↓
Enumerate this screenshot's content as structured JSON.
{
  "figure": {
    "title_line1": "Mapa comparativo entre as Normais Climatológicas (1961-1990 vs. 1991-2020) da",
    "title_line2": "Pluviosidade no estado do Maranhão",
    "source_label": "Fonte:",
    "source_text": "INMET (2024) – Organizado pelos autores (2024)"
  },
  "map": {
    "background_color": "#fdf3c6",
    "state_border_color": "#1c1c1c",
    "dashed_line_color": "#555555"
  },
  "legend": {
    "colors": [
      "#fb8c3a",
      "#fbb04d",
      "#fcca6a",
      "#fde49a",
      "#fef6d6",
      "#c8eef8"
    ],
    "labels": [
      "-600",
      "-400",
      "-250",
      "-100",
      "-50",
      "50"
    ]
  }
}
↑
Written instruction: Your task is to repeat the data exactly, with nothing left out.

Answer to the problem:
Enumerate this screenshot's content as structured JSON.
{
  "figure": {
    "title_line1": "Mapa comparativo entre as Normais Climatológicas (1961-1990 vs. 1991-2020) da",
    "title_line2": "Pluviosidade no estado do Maranhão",
    "source_label": "Fonte:",
    "source_text": "INMET (2024) – Organizado pelos autores (2024)"
  },
  "map": {
    "background_color": "#fdf3c6",
    "state_border_color": "#1c1c1c",
    "dashed_line_color": "#555555"
  },
  "legend": {
    "colors": [
      "#fb8c3a",
      "#fbb04d",
      "#fcca6a",
      "#fde49a",
      "#fef6d6",
      "#c8eef8"
    ],
    "labels": [
      "-600",
      "-400",
      "-250",
      "-100",
      "-50",
      "50"
    ]
  }
}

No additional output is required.